Identify every line in the records below that contains the word "circle", and reproduce each one.

• **Input records**
+ + + + +

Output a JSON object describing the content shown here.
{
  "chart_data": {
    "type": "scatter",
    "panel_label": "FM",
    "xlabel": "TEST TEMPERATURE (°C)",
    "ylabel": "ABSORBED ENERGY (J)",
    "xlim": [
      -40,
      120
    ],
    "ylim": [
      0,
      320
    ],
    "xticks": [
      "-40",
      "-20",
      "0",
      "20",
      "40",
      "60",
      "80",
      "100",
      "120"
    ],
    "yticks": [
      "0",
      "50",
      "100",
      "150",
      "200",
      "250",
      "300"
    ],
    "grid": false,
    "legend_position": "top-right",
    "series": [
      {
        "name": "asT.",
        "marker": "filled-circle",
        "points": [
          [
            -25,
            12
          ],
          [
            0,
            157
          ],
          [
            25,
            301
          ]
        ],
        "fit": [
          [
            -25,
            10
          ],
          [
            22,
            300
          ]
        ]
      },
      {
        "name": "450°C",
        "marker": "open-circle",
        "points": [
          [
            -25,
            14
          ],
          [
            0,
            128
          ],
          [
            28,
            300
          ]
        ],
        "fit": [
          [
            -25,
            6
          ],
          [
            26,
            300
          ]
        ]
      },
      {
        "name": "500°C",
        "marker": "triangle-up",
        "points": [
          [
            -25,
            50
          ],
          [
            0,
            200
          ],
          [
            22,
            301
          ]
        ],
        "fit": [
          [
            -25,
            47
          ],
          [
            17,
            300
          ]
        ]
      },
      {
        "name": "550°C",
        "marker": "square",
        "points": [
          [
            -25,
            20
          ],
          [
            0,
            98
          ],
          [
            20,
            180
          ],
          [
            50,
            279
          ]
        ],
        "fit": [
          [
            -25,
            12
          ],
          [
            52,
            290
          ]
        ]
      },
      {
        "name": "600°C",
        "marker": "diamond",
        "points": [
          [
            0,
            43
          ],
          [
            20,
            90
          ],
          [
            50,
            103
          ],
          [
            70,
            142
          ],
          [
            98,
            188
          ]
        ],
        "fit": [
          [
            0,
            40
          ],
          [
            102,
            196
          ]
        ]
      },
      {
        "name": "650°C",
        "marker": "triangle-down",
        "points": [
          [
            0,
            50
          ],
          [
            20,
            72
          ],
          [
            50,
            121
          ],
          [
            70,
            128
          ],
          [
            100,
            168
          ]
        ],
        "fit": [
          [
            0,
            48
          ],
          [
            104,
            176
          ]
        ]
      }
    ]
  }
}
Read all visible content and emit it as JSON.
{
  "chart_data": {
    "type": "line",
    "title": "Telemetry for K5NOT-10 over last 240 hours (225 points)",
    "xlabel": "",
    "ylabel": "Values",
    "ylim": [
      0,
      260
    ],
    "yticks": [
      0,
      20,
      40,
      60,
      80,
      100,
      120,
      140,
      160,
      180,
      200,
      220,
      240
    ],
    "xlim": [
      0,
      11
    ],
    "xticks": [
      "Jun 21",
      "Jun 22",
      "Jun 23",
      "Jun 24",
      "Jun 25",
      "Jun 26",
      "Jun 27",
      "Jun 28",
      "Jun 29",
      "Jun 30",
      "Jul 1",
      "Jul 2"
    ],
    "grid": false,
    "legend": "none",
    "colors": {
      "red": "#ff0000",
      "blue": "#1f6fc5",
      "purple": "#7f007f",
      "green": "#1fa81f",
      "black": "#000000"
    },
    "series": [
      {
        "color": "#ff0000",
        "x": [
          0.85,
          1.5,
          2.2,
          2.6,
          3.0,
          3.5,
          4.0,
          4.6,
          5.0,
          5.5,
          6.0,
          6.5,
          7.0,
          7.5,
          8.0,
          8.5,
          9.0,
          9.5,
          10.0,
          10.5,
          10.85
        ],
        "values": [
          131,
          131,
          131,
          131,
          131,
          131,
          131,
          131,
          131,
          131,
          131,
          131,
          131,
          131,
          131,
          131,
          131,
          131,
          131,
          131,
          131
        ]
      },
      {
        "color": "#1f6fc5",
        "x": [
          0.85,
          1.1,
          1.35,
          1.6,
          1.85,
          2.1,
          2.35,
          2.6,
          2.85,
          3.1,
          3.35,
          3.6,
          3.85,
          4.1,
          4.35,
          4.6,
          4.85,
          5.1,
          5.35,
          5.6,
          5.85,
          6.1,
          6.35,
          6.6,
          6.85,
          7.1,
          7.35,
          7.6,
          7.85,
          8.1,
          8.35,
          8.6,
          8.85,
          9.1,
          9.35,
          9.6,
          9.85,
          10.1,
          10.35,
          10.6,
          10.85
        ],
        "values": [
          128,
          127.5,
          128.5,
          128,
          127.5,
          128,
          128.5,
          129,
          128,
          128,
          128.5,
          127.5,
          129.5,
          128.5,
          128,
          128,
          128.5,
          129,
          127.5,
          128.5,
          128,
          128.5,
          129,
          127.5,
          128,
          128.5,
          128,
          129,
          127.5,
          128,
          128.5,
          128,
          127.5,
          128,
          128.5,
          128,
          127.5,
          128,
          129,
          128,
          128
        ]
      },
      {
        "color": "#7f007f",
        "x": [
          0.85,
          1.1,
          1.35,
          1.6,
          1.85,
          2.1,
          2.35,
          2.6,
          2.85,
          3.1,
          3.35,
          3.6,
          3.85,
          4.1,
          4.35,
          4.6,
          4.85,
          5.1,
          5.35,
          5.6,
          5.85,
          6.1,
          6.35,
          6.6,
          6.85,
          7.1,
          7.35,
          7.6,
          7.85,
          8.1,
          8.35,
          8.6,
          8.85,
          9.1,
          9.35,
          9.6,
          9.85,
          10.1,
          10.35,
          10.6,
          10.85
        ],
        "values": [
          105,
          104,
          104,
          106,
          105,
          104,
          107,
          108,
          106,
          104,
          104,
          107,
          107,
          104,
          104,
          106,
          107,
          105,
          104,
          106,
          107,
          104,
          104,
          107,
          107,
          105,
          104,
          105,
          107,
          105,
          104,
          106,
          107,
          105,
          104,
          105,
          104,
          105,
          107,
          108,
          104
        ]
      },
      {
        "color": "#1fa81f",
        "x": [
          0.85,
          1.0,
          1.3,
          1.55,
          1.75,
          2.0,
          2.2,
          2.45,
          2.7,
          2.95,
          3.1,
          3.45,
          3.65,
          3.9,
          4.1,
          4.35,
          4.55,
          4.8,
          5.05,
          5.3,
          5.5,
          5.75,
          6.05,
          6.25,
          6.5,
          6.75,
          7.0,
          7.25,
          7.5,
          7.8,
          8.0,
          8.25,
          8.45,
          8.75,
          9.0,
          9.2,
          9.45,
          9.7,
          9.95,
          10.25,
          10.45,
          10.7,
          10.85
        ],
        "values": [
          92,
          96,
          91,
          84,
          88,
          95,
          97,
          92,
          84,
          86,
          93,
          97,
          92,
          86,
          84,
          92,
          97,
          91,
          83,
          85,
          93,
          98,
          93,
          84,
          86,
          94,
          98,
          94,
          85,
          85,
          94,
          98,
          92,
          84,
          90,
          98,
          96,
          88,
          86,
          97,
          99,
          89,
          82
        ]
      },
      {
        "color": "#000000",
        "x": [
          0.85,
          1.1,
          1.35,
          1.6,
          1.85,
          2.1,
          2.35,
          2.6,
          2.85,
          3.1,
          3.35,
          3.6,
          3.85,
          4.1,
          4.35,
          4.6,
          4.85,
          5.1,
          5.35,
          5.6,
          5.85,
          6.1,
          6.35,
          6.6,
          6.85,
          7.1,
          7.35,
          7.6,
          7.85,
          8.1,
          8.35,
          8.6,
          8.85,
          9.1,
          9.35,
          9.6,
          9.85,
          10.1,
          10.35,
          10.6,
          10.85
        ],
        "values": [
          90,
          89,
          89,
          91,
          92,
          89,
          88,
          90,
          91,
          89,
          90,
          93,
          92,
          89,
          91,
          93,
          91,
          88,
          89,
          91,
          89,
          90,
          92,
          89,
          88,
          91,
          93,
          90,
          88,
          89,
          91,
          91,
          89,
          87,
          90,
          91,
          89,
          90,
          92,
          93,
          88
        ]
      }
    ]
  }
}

+ + + + +

• **Response to this task**
        "marker": "filled-circle",
        "marker": "open-circle",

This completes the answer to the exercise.